§ Your instructions: Leave out the pictures and reproduce all of the data exactly.

-=-=-=-=-

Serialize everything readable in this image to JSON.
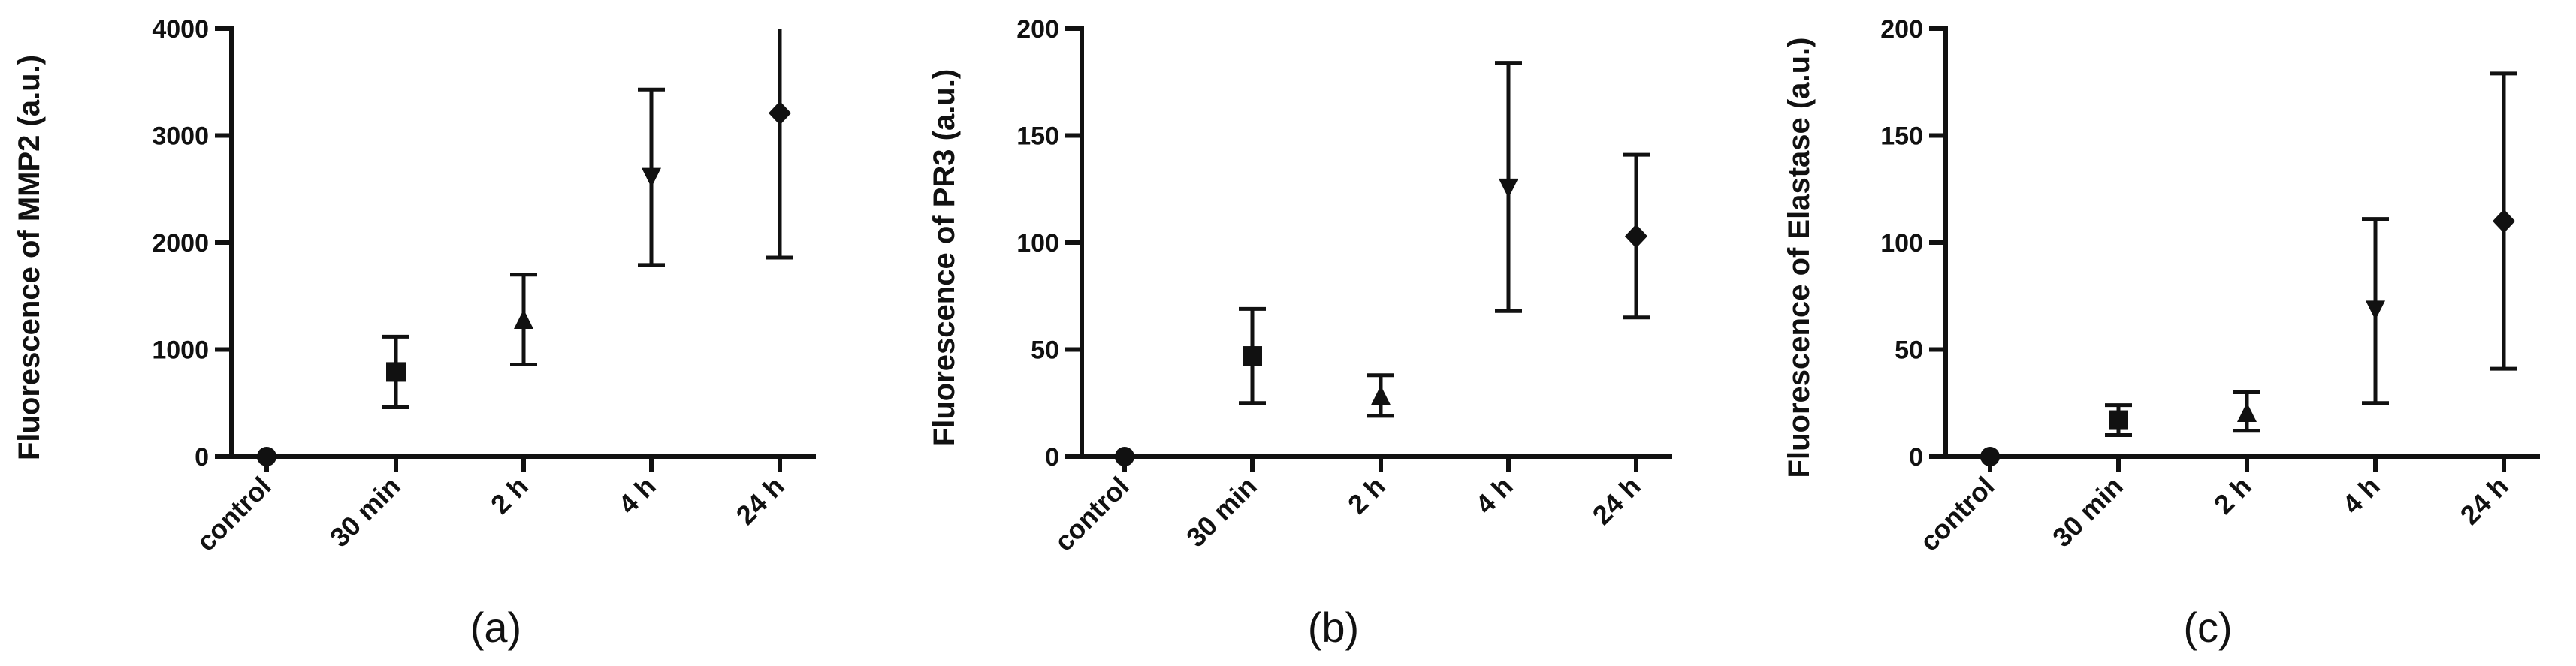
{
  "chart_data": [
    {
      "type": "scatter",
      "panel_label": "(a)",
      "ylabel": "Fluorescence of MMP2  (a.u.)",
      "categories": [
        "control",
        "30 min",
        "2 h",
        "4 h",
        "24 h"
      ],
      "markers": [
        "circle",
        "square",
        "triangle-up",
        "triangle-down",
        "diamond"
      ],
      "values": [
        0,
        790,
        1270,
        2620,
        3210
      ],
      "error_low": [
        0,
        460,
        860,
        1790,
        1860
      ],
      "error_high": [
        0,
        1120,
        1700,
        3430,
        4000
      ],
      "ylim": [
        0,
        4000
      ],
      "yticks": [
        0,
        1000,
        2000,
        3000,
        4000
      ],
      "grid": false
    },
    {
      "type": "scatter",
      "panel_label": "(b)",
      "ylabel": "Fluorescence of PR3  (a.u.)",
      "categories": [
        "control",
        "30 min",
        "2 h",
        "4 h",
        "24 h"
      ],
      "markers": [
        "circle",
        "square",
        "triangle-up",
        "triangle-down",
        "diamond"
      ],
      "values": [
        0,
        47,
        28,
        126,
        103
      ],
      "error_low": [
        0,
        25,
        19,
        68,
        65
      ],
      "error_high": [
        0,
        69,
        38,
        184,
        141
      ],
      "ylim": [
        0,
        200
      ],
      "yticks": [
        0,
        50,
        100,
        150,
        200
      ],
      "grid": false
    },
    {
      "type": "scatter",
      "panel_label": "(c)",
      "ylabel": "Fluorescence of Elastase  (a.u.)",
      "categories": [
        "control",
        "30 min",
        "2 h",
        "4 h",
        "24 h"
      ],
      "markers": [
        "circle",
        "square",
        "triangle-up",
        "triangle-down",
        "diamond"
      ],
      "values": [
        0,
        17,
        20,
        69,
        110
      ],
      "error_low": [
        0,
        10,
        12,
        25,
        41
      ],
      "error_high": [
        0,
        24,
        30,
        111,
        179
      ],
      "ylim": [
        0,
        200
      ],
      "yticks": [
        0,
        50,
        100,
        150,
        200
      ],
      "grid": false
    }
  ]
}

-=-=-=-=-

§ The output:
Serialize everything readable in this image to JSON.
{
  "chart_data": [
    {
      "type": "scatter",
      "panel_label": "(a)",
      "ylabel": "Fluorescence of MMP2  (a.u.)",
      "categories": [
        "control",
        "30 min",
        "2 h",
        "4 h",
        "24 h"
      ],
      "markers": [
        "circle",
        "square",
        "triangle-up",
        "triangle-down",
        "diamond"
      ],
      "values": [
        0,
        790,
        1270,
        2620,
        3210
      ],
      "error_low": [
        0,
        460,
        860,
        1790,
        1860
      ],
      "error_high": [
        0,
        1120,
        1700,
        3430,
        4000
      ],
      "ylim": [
        0,
        4000
      ],
      "yticks": [
        0,
        1000,
        2000,
        3000,
        4000
      ],
      "grid": false
    },
    {
      "type": "scatter",
      "panel_label": "(b)",
      "ylabel": "Fluorescence of PR3  (a.u.)",
      "categories": [
        "control",
        "30 min",
        "2 h",
        "4 h",
        "24 h"
      ],
      "markers": [
        "circle",
        "square",
        "triangle-up",
        "triangle-down",
        "diamond"
      ],
      "values": [
        0,
        47,
        28,
        126,
        103
      ],
      "error_low": [
        0,
        25,
        19,
        68,
        65
      ],
      "error_high": [
        0,
        69,
        38,
        184,
        141
      ],
      "ylim": [
        0,
        200
      ],
      "yticks": [
        0,
        50,
        100,
        150,
        200
      ],
      "grid": false
    },
    {
      "type": "scatter",
      "panel_label": "(c)",
      "ylabel": "Fluorescence of Elastase  (a.u.)",
      "categories": [
        "control",
        "30 min",
        "2 h",
        "4 h",
        "24 h"
      ],
      "markers": [
        "circle",
        "square",
        "triangle-up",
        "triangle-down",
        "diamond"
      ],
      "values": [
        0,
        17,
        20,
        69,
        110
      ],
      "error_low": [
        0,
        10,
        12,
        25,
        41
      ],
      "error_high": [
        0,
        24,
        30,
        111,
        179
      ],
      "ylim": [
        0,
        200
      ],
      "yticks": [
        0,
        50,
        100,
        150,
        200
      ],
      "grid": false
    }
  ]
}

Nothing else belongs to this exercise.